▸ Aim of the exercise
Work through the listing below and count the lines that hold "title". Answer with the number alone.

===== Supplied information =====

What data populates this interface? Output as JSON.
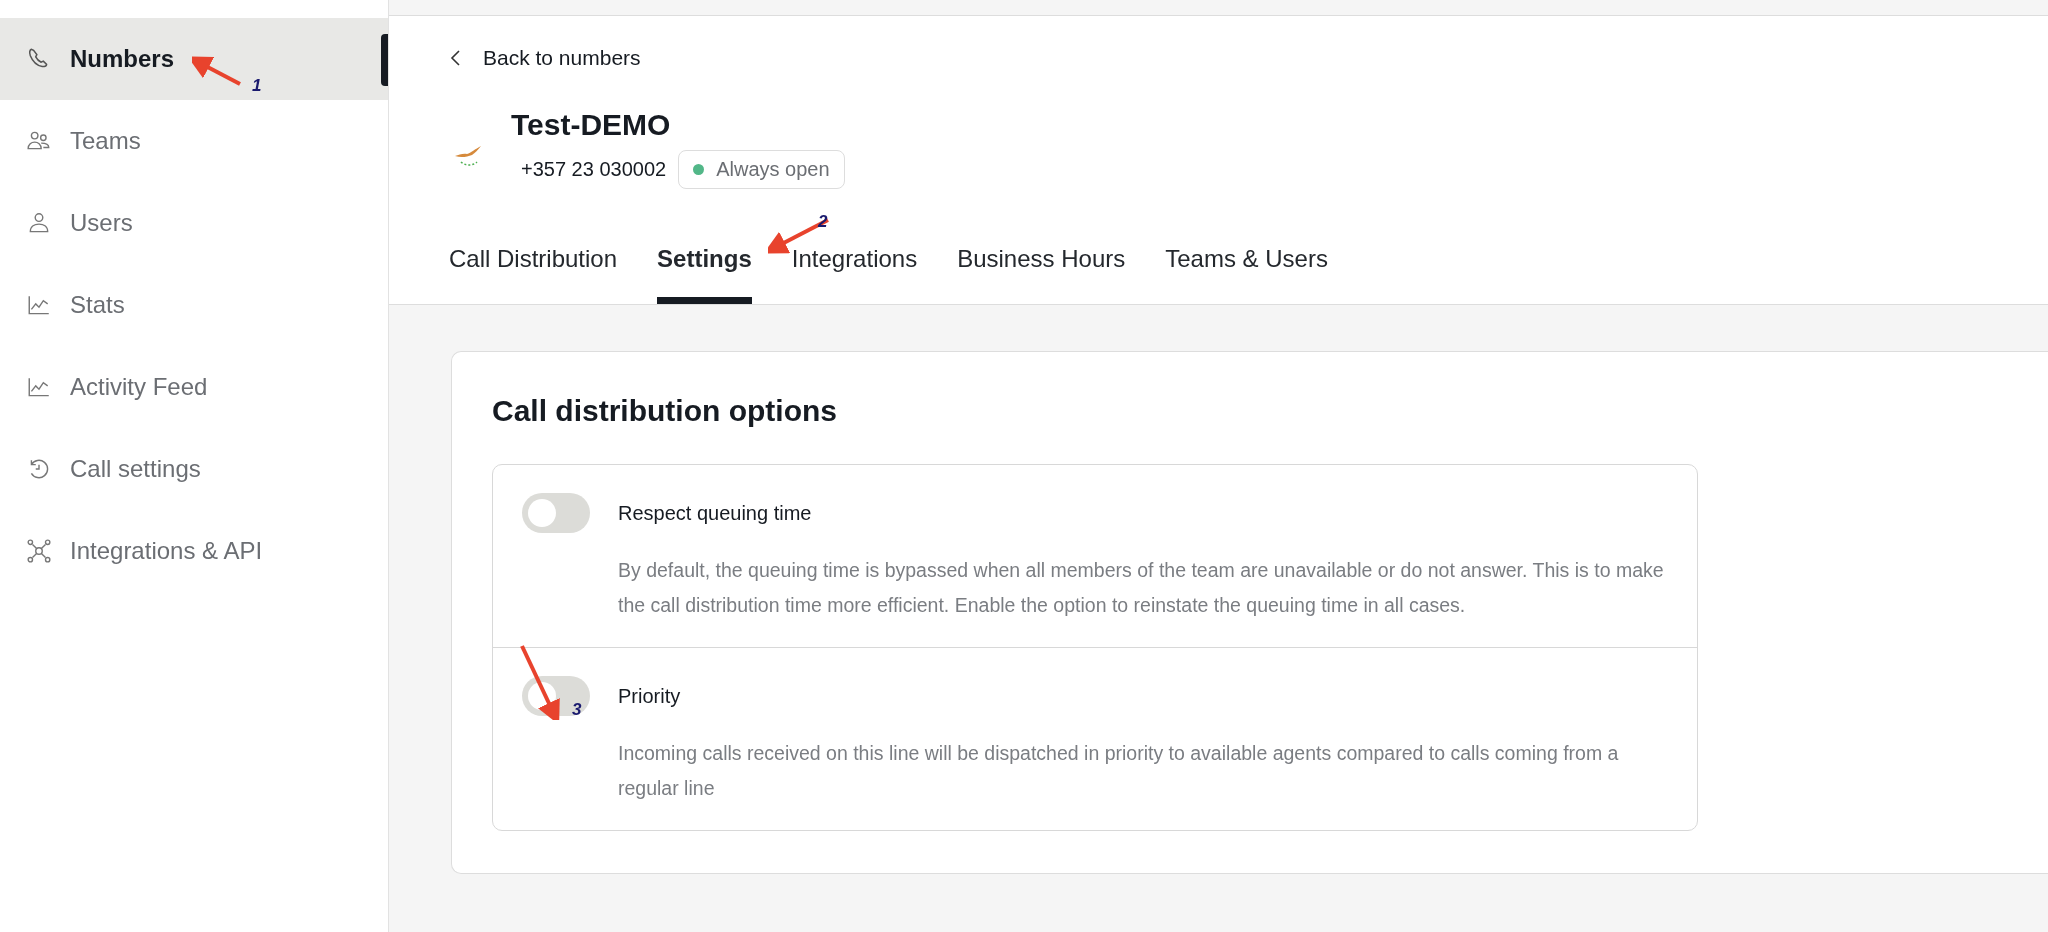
{
  "sidebar": {
    "items": [
      {
        "label": "Numbers",
        "selected": true
      },
      {
        "label": "Teams",
        "selected": false
      },
      {
        "label": "Users",
        "selected": false
      },
      {
        "label": "Stats",
        "selected": false
      },
      {
        "label": "Activity Feed",
        "selected": false
      },
      {
        "label": "Call settings",
        "selected": false
      },
      {
        "label": "Integrations & API",
        "selected": false
      }
    ]
  },
  "header": {
    "back_link": "Back to numbers",
    "title": "Test-DEMO",
    "phone": "+357 23 030002",
    "status_badge": "Always open",
    "tabs": [
      {
        "label": "Call Distribution",
        "selected": false
      },
      {
        "label": "Settings",
        "selected": true
      },
      {
        "label": "Integrations",
        "selected": false
      },
      {
        "label": "Business Hours",
        "selected": false
      },
      {
        "label": "Teams & Users",
        "selected": false
      }
    ]
  },
  "card": {
    "heading": "Call distribution options",
    "options": [
      {
        "title": "Respect queuing time",
        "on": false,
        "description": "By default, the queuing time is bypassed when all members of the team are unavailable or do not answer. This is to make the call distribution time more efficient. Enable the option to reinstate the queuing time in all cases."
      },
      {
        "title": "Priority",
        "on": false,
        "description": "Incoming calls received on this line will be dispatched in priority to available agents compared to calls coming from a regular line"
      }
    ]
  },
  "annotations": [
    {
      "label": "1"
    },
    {
      "label": "2"
    },
    {
      "label": "3"
    }
  ]
}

=====

▸ Answer
3